- [PROBLEM REQUIREMENTS] Which lines hold the word "with"? Copy each of them from the material.

- [SOURCE RECORDS]
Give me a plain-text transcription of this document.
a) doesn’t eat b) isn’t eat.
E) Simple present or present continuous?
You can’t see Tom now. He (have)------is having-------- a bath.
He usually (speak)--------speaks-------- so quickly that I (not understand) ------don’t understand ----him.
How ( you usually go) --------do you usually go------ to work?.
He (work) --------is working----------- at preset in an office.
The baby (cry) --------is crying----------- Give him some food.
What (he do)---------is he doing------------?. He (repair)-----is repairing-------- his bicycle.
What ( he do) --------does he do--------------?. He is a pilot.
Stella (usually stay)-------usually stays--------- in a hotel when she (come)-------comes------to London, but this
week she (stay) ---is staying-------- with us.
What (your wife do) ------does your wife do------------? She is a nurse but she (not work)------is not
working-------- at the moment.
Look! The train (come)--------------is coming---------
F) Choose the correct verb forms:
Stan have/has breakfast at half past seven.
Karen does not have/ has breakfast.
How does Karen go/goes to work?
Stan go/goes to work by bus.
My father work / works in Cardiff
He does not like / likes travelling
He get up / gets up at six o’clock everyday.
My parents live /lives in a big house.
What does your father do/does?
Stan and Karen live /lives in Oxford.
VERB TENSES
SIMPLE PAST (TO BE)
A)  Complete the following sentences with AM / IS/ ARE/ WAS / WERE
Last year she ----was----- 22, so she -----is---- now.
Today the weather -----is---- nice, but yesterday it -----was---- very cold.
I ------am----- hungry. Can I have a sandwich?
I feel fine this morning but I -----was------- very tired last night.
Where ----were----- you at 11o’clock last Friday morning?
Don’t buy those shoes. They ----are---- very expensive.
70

- [WRITTEN ANSWER]
week she (stay) ---is staying-------- with us.
A)  Complete the following sentences with AM / IS/ ARE/ WAS / WERE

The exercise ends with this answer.